• WHAT IS BEING ASKED:
Filter the entries, keeping every line with the word "xlabel".

• DATA FOR THIS TASK:
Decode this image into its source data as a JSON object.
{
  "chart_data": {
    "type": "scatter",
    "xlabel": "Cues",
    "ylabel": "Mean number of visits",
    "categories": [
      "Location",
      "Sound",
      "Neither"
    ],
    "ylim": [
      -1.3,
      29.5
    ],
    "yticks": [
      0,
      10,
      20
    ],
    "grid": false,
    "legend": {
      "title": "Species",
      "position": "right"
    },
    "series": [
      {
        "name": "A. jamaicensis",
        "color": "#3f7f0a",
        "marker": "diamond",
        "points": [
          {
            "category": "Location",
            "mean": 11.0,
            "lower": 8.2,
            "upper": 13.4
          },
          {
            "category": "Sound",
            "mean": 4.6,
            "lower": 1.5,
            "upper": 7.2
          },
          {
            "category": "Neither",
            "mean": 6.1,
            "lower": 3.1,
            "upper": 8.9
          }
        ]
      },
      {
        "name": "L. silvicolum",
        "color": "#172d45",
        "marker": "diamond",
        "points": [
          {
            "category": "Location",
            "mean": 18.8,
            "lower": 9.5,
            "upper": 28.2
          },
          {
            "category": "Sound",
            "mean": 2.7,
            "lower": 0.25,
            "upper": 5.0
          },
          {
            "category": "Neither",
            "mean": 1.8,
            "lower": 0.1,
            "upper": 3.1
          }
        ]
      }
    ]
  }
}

---

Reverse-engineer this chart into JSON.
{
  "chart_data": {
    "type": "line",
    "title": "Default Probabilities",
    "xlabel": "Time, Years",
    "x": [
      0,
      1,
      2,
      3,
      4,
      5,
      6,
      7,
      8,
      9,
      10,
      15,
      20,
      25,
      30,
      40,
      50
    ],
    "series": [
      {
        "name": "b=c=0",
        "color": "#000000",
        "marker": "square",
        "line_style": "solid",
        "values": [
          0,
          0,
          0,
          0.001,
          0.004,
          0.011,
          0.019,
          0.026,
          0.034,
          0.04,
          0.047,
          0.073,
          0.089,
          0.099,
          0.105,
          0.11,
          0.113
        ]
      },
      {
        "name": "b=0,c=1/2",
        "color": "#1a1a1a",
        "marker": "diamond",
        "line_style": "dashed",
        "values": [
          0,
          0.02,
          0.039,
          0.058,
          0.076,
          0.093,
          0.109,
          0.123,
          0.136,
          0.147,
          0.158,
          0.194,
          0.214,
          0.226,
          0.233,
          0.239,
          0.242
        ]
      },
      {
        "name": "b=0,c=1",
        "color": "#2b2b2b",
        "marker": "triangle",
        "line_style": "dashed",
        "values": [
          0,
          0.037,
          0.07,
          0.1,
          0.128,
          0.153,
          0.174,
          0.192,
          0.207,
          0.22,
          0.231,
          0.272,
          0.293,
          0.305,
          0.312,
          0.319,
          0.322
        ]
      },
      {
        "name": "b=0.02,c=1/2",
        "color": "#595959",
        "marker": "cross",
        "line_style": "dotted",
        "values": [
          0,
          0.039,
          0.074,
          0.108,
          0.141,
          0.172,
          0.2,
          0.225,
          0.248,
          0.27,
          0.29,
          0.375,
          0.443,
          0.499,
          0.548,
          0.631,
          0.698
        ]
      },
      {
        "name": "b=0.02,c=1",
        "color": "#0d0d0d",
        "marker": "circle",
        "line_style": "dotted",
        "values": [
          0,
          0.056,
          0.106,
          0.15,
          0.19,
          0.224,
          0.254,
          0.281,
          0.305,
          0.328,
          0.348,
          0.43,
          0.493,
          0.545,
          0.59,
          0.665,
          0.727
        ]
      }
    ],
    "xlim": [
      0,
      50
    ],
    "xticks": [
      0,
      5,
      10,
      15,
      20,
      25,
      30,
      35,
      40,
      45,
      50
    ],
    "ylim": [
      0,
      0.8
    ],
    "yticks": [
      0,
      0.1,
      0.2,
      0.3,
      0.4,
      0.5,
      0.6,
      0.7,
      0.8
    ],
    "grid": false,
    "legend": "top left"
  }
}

--

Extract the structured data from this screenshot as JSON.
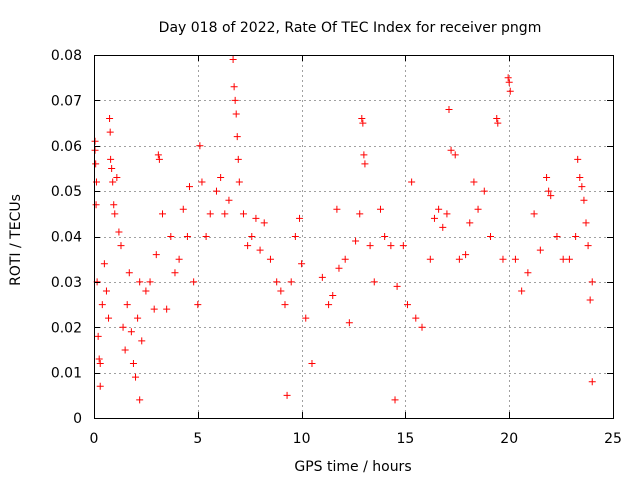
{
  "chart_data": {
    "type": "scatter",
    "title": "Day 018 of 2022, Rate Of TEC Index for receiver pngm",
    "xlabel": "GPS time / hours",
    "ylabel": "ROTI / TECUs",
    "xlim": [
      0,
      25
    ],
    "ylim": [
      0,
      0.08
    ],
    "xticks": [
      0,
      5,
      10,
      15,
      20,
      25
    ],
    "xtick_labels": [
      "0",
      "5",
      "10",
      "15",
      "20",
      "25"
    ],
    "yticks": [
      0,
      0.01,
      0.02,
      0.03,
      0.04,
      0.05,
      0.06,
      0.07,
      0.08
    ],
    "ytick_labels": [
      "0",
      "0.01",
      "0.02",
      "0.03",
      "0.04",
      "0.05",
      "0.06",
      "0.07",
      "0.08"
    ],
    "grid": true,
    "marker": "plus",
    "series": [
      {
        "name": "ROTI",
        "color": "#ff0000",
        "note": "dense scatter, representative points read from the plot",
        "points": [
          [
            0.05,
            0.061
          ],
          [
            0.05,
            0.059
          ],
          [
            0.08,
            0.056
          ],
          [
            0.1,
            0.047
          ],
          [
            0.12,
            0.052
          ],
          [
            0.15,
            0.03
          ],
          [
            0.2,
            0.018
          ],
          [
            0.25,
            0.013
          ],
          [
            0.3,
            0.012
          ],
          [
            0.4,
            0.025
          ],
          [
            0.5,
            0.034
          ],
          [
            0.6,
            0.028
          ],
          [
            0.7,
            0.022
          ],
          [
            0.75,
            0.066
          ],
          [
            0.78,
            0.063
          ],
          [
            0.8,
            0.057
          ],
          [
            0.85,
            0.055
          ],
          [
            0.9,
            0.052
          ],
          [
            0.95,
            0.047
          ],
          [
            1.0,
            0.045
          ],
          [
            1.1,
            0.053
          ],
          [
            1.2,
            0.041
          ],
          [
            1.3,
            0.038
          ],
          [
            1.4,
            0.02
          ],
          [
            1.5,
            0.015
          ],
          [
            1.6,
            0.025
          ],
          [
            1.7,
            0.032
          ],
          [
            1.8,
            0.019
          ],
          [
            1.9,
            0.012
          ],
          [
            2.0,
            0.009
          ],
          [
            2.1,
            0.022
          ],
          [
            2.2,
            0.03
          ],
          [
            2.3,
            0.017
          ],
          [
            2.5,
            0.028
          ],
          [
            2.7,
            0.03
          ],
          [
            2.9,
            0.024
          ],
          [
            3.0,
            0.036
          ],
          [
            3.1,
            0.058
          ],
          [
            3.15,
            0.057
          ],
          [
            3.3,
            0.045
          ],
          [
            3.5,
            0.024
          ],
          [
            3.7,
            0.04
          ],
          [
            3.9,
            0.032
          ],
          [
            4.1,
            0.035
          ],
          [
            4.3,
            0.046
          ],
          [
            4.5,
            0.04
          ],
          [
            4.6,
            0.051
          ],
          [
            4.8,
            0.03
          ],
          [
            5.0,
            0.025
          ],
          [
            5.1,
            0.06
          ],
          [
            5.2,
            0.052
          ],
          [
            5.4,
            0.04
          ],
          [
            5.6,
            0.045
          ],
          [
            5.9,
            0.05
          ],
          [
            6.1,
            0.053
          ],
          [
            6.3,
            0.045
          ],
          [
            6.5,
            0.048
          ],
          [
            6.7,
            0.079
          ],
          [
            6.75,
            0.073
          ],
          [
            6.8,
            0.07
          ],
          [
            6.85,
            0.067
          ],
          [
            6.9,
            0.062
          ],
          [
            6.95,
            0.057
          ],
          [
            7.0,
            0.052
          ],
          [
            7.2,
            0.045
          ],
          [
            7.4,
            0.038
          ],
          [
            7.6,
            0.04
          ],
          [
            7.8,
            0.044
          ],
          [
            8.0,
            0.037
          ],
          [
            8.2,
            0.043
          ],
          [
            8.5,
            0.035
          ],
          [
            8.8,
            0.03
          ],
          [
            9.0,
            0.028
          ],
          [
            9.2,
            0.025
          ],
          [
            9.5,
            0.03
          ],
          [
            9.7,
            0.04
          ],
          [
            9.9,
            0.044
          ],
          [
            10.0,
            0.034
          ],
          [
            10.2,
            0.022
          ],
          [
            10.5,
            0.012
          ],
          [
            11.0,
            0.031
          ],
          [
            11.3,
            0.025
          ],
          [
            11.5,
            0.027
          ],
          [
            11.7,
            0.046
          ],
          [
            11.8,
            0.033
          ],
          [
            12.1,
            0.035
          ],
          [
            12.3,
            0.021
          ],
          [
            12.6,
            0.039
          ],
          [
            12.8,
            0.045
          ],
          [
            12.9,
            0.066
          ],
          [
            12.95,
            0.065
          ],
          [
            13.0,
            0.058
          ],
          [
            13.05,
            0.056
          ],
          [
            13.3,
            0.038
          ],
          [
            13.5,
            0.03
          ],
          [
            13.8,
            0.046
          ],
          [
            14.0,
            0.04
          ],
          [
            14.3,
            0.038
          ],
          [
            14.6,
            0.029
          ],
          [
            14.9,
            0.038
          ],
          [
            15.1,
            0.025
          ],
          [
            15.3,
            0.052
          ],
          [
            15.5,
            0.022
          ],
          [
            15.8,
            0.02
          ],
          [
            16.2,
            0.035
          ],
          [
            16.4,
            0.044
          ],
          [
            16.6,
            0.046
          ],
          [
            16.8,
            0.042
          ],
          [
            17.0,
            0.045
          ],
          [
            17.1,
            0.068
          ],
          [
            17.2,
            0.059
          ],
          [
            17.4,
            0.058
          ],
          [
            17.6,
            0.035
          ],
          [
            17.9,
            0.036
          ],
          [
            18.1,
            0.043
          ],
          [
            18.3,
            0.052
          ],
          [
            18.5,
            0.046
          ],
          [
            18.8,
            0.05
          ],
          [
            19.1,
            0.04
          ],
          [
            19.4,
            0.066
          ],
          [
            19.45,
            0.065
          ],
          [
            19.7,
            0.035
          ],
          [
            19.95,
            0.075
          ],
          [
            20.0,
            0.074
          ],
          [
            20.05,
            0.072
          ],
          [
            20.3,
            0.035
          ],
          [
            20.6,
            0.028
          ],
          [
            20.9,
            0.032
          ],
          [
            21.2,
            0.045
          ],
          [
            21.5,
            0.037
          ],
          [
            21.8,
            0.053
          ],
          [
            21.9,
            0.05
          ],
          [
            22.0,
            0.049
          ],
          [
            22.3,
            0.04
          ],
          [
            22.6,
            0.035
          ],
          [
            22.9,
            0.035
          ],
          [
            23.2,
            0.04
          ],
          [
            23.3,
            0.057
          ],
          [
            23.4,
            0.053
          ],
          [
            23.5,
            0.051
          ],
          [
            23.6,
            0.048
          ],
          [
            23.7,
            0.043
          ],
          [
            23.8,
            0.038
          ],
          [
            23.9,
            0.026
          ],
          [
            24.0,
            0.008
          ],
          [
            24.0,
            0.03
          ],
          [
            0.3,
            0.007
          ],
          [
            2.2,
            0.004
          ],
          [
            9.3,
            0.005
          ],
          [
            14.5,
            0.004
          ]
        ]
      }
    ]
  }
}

• THE ANSWER:
    "xlabel": "Cues",
    "xlabel": "Time, Years",
    "xlabel": "GPS time / hours",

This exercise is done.